The exercise — Work out the number of lines containing "BANK". Give that number alone.

_ _ _ _ _

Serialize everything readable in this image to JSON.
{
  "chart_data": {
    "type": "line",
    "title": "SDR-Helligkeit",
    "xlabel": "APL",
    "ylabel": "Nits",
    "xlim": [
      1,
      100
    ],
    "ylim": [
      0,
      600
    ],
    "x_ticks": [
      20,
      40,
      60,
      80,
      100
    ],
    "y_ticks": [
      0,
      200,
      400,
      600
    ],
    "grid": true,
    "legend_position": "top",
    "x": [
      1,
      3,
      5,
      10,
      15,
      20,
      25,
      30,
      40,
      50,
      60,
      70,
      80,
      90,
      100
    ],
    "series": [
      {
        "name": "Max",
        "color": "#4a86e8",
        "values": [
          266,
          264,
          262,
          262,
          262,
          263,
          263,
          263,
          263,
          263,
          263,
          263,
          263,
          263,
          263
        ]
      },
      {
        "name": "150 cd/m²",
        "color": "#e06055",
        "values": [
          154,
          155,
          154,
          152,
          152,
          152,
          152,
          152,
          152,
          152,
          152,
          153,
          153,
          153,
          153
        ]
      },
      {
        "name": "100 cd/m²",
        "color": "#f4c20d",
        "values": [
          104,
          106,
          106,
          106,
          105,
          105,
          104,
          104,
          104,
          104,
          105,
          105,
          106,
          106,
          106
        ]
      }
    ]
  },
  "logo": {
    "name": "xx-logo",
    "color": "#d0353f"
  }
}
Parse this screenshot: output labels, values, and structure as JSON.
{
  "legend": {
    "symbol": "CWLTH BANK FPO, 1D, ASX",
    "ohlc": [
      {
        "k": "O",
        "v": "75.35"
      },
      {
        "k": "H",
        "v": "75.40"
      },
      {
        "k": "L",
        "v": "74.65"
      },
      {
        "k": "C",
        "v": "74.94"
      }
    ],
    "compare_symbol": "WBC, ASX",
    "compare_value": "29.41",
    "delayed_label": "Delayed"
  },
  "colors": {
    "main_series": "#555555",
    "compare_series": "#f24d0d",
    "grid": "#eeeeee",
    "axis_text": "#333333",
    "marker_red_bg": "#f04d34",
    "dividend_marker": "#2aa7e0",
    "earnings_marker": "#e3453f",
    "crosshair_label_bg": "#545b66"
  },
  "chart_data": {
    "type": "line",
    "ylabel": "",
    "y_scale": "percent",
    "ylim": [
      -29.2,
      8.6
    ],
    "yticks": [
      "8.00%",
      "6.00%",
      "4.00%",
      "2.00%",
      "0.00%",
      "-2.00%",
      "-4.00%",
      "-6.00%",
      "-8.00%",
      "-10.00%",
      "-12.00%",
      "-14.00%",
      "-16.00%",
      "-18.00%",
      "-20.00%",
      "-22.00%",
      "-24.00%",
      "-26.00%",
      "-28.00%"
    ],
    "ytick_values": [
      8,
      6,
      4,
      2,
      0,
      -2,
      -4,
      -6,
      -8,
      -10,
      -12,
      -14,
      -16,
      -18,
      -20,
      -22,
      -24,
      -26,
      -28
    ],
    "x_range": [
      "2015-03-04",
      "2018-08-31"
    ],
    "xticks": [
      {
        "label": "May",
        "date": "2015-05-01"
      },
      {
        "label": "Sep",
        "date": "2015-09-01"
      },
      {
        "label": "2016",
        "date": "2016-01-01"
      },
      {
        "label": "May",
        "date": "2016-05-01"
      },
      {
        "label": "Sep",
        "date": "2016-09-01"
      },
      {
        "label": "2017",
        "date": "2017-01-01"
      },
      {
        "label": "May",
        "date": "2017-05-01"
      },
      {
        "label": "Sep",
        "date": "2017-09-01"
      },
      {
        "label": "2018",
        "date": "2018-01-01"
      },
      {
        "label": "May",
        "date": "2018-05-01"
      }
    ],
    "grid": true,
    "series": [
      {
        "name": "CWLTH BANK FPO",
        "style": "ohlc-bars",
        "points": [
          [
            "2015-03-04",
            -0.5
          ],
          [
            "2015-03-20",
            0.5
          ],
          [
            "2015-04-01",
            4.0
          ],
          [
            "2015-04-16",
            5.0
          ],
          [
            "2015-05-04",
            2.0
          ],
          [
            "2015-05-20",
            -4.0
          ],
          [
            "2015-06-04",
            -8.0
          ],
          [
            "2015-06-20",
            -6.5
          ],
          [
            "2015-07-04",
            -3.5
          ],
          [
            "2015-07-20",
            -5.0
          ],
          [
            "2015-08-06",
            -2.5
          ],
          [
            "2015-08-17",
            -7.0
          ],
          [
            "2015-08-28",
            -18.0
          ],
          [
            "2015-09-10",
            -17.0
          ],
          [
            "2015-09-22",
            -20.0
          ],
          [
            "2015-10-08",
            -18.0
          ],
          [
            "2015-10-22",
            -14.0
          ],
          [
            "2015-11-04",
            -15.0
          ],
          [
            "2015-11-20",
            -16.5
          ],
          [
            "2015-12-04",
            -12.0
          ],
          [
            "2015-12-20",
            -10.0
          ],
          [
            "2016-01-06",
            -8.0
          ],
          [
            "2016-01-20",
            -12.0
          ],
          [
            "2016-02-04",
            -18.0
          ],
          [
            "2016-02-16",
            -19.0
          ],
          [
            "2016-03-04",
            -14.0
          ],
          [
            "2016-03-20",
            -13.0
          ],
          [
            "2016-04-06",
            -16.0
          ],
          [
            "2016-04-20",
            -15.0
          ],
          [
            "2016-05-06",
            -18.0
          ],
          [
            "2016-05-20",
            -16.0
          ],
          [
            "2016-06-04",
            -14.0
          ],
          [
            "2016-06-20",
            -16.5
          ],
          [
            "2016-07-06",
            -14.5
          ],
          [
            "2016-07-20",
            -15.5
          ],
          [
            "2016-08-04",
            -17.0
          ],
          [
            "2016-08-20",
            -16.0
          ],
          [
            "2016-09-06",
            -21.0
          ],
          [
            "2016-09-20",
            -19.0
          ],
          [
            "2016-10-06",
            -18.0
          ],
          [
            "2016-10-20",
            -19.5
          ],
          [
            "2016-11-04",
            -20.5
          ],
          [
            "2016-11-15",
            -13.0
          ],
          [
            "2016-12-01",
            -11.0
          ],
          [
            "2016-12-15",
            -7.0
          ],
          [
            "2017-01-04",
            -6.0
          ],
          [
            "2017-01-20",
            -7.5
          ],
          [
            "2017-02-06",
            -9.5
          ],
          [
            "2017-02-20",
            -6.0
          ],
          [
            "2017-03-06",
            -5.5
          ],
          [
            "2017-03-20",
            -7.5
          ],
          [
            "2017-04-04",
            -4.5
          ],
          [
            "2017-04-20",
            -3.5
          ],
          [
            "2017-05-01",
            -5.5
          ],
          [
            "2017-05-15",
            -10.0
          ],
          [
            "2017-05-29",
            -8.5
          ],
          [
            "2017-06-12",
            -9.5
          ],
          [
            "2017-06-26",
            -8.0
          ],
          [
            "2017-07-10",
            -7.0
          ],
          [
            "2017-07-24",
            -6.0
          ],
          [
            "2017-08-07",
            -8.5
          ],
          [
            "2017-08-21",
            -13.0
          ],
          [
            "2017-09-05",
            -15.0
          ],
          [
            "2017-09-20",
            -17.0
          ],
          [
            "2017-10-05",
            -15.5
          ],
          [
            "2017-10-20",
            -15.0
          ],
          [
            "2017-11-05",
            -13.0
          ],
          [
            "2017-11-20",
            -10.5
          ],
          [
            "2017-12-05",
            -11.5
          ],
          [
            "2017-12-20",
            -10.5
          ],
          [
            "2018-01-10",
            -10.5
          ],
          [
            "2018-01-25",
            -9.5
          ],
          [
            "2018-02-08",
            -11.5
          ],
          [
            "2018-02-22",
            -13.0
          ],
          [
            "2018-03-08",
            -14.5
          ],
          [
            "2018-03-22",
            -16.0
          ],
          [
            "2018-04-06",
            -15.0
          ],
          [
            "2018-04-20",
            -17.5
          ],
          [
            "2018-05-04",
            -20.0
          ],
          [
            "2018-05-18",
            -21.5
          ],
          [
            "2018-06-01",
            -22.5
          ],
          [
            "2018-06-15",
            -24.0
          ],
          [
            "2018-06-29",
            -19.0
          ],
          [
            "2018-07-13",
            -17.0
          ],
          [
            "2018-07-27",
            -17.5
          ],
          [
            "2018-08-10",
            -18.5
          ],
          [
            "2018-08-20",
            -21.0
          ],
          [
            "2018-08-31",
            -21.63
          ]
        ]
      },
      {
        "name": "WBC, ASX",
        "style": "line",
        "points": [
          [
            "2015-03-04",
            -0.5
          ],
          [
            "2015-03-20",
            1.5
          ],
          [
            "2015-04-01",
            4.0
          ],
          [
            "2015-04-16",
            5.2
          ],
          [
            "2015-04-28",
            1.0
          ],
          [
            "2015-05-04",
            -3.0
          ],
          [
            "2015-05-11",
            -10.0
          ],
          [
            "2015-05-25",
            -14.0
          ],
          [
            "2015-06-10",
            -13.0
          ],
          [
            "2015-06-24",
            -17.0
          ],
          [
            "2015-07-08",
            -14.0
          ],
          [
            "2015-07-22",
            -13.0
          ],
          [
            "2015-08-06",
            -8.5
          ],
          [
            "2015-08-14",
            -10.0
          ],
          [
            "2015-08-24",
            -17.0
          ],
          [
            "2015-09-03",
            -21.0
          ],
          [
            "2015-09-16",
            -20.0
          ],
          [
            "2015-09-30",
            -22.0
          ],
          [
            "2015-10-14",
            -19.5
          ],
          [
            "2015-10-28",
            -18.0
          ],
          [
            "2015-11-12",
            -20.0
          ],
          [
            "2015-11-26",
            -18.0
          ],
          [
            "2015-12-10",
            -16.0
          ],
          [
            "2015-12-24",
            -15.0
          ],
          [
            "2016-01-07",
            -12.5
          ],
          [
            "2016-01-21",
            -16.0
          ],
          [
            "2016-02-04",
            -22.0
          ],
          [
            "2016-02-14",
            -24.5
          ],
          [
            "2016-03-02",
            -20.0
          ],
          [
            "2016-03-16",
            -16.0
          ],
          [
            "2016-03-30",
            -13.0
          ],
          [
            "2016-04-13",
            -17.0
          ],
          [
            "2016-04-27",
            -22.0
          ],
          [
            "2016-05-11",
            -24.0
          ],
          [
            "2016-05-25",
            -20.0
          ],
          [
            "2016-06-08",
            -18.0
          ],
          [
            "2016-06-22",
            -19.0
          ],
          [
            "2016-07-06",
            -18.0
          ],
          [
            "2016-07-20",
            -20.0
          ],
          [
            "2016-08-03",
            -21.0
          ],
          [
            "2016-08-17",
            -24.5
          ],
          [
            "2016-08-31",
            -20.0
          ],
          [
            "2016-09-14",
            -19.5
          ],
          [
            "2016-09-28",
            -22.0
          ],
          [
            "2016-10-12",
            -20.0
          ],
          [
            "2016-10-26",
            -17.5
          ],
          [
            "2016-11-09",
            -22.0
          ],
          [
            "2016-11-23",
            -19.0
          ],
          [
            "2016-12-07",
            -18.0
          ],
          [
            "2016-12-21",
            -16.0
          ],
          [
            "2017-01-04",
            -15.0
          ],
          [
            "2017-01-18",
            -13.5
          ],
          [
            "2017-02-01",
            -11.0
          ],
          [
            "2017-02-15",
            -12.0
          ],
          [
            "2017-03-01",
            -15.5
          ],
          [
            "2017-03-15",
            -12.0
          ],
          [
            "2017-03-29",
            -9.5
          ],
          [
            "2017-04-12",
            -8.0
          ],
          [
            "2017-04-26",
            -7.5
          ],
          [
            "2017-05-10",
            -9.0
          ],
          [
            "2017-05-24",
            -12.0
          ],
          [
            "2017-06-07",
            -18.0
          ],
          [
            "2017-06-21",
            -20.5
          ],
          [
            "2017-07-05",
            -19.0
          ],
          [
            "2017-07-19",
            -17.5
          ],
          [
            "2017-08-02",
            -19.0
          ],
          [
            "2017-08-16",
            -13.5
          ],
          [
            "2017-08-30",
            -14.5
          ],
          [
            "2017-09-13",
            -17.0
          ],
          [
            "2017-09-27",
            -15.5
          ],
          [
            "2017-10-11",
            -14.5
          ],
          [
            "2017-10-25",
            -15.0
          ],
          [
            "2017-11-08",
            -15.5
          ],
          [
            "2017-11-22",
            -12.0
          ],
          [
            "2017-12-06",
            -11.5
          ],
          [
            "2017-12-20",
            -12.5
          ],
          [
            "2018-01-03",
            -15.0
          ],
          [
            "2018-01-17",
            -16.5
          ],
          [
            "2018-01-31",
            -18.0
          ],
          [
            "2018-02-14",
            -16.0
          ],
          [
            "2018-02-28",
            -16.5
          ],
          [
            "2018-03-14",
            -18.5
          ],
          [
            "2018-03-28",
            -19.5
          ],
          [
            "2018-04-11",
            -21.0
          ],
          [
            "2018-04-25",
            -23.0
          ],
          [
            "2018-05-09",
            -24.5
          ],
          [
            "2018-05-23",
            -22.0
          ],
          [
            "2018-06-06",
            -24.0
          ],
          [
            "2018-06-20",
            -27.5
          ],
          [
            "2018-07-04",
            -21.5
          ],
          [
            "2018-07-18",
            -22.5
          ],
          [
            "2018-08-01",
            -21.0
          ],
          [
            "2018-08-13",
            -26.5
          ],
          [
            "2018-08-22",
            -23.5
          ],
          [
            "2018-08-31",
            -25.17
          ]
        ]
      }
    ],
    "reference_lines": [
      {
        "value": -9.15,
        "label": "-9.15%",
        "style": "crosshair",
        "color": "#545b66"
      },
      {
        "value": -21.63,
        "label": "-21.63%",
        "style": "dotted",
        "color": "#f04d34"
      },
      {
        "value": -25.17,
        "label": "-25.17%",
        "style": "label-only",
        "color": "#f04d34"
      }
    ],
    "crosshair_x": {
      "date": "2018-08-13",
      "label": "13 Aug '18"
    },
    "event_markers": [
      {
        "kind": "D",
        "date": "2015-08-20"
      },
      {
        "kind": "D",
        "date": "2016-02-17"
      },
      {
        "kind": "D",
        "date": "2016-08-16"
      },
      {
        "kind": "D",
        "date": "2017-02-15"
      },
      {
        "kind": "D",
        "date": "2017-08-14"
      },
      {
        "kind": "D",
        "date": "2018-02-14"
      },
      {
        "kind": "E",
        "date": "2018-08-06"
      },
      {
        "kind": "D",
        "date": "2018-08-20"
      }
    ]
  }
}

_ _ _ _ _

Task solution — 2